EXPLORE THE MATERIAL:
1/ Decide whether each statement below agrees with the text on Hafez Rashedul Islam, answering yes or no and quoting the words of the text that decide it. (a) In 2022 he was the central president of Bangladesh Islami Chhatrashibir. (b) He joined Bangladesh Jamaat-e-Islami in 2022. (c) His nearest rival accepted the election result.
2/ Using the text on Hafez Rashedul Islam, answer these questions:
(a) From which constituency did he contest the 2026 general election?
(b) In which city did he serve as executive director of Planter Skill Development Limited?
(c) How many votes did his nearest rival receive?
3/ Reproduce the text on Hafez Rashedul Islam precisely, covering everything from "In 2023, he" down to "party’s Central Mojlish-e-Shura.".

SUPPLIED TEXT:
He held several leadership positions within the organization, including member of the Central Executive Council, president of the University of Rajshahi Branch, central science secretary, central education secretary, central dawah secretary, central office secretary, and secretary general. In 2022, he served as the central president of Bangladesh Islami Chhatrashibir.

In 2023, he joined Bangladesh Jamaat-e-Islami. He currently serves as a member of the Dhaka Metropolitan South Working Committee and a member of the party’s Central Mojlish-e-Shura.

== Electoral history ==
Hafez Rashedul Islam Rashed first-time contested the 2026 Bangladeshi general election from the Sherpur-1 constituency as a candidate of Bangladesh Jamaat-e-Islami and was elected to the Jatiya Sangsad with 130,989 votes. His nearest rival was Bangladesh Nationalist Party (BNP) candidate Sansila Jebrin Priyanka, who received 77,521 votes. Following the announcement of the results, Priyanka challenged the outcome and sought a re-election through applications filed with the Election Commission and the High Court.

Electoral history of Hafez Rashedul Islam
| Year | Election | Constituency | Party | Votes | Vote (%) | Result |
|---|---|---|---|---|---|---|
| 2026 | 2026 Bangladeshi general election | Sherpur-1 | Bangladesh Jamaat-e-Islami | 130,989 | 62.8% | Won |

==Professional career==
Hafez Rashedul Islam began his professional career as an executive director of Planter Skill Development Limited (PSDL) in Dhaka. He later became an entrepreneur and established multiple ventures.

He is involved in managing a publishing house, Hajj and Umrah agency, online news portal, Hospital, Agro farm, medical consultancy agency, and educational institutions.

DATA SECTION:
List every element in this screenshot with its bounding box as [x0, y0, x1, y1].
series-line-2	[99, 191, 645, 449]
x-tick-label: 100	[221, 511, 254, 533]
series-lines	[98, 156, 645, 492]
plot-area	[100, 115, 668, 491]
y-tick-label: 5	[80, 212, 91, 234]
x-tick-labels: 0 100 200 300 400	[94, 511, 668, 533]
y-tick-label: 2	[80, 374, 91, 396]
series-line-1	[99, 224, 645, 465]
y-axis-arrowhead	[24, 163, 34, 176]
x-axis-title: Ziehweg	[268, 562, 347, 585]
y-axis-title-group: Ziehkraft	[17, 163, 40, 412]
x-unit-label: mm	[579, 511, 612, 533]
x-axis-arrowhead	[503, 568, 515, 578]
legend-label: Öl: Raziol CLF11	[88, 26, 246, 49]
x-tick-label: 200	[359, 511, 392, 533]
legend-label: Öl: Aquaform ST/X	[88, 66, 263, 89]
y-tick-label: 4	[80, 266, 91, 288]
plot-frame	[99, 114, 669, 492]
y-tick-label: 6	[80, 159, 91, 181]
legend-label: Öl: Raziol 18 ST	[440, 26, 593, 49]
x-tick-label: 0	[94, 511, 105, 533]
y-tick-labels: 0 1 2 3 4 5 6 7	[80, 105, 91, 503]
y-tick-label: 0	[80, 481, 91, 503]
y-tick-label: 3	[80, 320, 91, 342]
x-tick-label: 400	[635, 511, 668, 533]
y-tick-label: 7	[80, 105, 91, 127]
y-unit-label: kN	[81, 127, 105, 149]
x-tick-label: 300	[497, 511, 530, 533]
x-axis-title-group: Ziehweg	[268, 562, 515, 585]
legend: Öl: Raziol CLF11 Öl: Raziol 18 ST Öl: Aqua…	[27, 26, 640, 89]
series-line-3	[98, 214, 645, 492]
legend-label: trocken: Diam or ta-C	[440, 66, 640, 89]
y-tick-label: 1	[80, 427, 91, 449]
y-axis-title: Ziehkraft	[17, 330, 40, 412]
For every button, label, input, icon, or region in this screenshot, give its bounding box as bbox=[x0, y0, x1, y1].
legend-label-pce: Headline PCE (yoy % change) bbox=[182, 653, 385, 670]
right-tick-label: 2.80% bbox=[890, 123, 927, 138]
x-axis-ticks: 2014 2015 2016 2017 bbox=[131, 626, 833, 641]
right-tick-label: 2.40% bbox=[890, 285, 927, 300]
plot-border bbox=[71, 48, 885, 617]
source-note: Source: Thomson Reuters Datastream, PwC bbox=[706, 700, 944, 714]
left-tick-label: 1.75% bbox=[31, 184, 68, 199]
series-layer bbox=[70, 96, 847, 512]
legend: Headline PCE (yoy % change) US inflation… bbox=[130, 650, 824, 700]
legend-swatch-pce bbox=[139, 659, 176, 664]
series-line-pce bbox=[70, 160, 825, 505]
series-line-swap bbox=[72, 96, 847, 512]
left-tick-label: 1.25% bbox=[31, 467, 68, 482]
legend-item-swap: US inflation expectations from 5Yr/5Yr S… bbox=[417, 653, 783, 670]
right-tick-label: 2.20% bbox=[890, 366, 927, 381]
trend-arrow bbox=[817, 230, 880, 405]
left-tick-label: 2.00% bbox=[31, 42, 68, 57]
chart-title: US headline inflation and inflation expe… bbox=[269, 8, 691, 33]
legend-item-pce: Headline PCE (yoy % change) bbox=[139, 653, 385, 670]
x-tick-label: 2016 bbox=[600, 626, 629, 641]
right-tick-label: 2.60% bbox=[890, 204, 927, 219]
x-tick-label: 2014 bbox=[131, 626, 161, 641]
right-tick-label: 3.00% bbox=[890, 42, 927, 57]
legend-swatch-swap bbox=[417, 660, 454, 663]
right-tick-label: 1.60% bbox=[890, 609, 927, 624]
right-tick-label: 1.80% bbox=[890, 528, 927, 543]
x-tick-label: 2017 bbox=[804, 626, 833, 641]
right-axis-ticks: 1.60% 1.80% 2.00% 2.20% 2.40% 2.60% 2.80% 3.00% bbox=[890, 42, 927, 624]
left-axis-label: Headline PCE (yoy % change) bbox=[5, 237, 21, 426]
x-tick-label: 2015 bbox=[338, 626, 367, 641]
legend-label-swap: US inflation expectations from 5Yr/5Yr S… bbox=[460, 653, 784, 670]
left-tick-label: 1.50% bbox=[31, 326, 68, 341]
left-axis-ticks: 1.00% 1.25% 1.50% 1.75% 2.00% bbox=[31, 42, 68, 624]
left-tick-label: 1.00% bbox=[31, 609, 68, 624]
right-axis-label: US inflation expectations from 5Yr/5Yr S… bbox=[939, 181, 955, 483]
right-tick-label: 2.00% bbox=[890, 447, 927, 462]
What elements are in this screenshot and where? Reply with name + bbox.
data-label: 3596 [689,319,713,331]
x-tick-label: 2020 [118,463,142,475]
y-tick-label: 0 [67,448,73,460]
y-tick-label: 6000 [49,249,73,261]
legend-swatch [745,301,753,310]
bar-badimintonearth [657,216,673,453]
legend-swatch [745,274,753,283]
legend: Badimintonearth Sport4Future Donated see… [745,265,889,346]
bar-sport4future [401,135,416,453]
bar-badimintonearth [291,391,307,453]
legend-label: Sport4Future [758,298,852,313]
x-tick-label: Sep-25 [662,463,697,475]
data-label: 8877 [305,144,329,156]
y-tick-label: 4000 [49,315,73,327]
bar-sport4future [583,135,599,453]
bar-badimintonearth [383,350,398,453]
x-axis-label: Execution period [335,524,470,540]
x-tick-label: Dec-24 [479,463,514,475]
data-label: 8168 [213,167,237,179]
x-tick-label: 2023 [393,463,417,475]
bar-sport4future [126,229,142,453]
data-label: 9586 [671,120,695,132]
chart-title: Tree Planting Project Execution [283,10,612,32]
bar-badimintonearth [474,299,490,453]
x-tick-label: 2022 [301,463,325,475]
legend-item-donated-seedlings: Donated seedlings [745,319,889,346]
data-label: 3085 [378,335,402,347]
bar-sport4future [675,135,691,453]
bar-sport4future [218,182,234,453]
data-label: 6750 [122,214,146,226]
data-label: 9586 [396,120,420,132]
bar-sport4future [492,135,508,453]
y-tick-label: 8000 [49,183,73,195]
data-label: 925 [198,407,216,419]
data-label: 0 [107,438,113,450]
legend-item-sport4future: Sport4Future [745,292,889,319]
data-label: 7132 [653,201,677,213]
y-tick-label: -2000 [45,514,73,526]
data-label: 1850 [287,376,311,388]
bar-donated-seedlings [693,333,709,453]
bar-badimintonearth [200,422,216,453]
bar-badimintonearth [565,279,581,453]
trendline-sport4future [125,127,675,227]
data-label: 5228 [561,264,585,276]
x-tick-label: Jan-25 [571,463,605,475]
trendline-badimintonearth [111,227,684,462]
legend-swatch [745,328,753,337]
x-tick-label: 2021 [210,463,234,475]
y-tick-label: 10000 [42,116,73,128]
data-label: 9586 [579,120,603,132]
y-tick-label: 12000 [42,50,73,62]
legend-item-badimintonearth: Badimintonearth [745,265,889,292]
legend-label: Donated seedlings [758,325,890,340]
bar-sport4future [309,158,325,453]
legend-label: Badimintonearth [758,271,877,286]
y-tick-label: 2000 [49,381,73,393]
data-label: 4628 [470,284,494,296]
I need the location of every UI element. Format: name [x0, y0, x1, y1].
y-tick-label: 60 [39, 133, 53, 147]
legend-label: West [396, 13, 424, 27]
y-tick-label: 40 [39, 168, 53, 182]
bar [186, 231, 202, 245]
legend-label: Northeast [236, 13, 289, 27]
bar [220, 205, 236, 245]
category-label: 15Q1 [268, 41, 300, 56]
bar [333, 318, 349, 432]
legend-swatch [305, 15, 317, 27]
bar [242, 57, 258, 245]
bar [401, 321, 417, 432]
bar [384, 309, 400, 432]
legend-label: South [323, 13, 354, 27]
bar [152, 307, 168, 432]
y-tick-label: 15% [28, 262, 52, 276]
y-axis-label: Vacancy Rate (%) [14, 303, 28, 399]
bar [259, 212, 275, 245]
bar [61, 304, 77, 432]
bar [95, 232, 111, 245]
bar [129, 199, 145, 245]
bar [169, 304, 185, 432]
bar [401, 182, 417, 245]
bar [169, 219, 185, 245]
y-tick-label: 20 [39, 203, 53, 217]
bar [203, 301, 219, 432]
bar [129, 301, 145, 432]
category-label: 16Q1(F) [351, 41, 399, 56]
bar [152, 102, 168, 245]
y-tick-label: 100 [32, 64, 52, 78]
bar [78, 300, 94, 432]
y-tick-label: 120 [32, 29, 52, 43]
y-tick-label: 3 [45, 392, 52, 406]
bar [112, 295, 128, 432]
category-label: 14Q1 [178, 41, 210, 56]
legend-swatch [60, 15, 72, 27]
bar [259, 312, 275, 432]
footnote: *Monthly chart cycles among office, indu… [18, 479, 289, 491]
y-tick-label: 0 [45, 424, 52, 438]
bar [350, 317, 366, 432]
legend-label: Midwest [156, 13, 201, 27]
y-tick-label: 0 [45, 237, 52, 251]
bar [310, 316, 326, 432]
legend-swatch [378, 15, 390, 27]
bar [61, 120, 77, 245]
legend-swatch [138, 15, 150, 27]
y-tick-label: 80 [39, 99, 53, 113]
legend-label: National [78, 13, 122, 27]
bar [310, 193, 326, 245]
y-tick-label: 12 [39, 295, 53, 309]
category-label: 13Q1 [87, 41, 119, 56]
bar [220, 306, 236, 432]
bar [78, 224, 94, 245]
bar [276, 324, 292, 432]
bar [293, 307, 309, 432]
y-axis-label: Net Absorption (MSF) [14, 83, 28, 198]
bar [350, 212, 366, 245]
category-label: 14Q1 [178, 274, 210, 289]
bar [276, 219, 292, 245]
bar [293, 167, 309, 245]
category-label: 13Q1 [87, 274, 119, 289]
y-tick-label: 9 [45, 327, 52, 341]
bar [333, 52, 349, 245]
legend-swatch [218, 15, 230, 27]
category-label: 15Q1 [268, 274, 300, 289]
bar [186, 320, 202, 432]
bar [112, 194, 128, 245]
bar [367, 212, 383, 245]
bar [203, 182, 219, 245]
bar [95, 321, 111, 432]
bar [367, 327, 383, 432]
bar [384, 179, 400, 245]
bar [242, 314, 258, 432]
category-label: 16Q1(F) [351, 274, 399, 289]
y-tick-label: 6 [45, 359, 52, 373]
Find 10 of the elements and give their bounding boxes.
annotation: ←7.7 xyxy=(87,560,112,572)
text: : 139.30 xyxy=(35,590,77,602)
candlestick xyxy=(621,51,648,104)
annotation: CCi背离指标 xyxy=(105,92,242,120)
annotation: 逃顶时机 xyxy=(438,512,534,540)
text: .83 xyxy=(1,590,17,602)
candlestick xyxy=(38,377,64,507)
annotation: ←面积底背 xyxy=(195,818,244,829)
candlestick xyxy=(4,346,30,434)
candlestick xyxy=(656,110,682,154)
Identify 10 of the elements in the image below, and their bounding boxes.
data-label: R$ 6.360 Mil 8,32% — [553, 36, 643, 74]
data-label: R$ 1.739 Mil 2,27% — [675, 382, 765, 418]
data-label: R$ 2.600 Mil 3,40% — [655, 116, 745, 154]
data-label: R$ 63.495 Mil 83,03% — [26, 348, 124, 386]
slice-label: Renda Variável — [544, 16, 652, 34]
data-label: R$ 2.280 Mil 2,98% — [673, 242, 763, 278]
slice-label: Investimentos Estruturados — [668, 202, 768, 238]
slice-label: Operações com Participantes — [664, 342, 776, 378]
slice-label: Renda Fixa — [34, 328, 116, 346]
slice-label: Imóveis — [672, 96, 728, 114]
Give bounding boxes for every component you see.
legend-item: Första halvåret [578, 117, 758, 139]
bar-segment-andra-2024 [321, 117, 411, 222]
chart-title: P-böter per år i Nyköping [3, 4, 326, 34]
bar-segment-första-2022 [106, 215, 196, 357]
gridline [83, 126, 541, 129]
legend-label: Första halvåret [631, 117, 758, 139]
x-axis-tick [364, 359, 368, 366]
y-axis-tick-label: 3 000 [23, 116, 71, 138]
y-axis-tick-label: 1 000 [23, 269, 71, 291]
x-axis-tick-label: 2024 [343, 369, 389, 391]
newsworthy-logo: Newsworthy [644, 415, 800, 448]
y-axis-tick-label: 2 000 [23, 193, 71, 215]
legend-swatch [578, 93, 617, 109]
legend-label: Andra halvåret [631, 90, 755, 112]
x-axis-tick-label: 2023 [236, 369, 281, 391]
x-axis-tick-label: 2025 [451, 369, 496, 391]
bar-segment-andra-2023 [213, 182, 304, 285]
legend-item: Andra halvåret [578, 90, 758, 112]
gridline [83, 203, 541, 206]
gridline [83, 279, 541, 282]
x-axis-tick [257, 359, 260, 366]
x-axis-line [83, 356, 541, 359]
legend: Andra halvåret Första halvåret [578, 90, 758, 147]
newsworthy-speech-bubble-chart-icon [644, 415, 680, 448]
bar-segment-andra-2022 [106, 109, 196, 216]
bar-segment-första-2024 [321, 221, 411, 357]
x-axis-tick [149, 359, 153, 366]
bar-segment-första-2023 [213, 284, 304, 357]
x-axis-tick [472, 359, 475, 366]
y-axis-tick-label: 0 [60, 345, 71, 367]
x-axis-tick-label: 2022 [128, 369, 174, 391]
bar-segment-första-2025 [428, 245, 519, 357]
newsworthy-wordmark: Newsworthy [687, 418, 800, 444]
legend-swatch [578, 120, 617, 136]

WRITTEN ANSWERS:
1/
(a) Yes: "In 2022, he served as the central president of Bangladesh Islami Chhatrashibir."
(b) No: "In 2023, he joined Bangladesh Jamaat-e-Islami."
(c) No: "Priyanka challenged the outcome and sought a re-election through applications filed with the Election Commission and the High Court."

2/
(a) Sherpur-1
(b) Dhaka
(c) 77,521

3/
In 2023, he joined Bangladesh Jamaat-e-Islami. He currently serves as a member of the Dhaka Metropolitan South Working Committee and a member of the party’s Central Mojlish-e-Shura.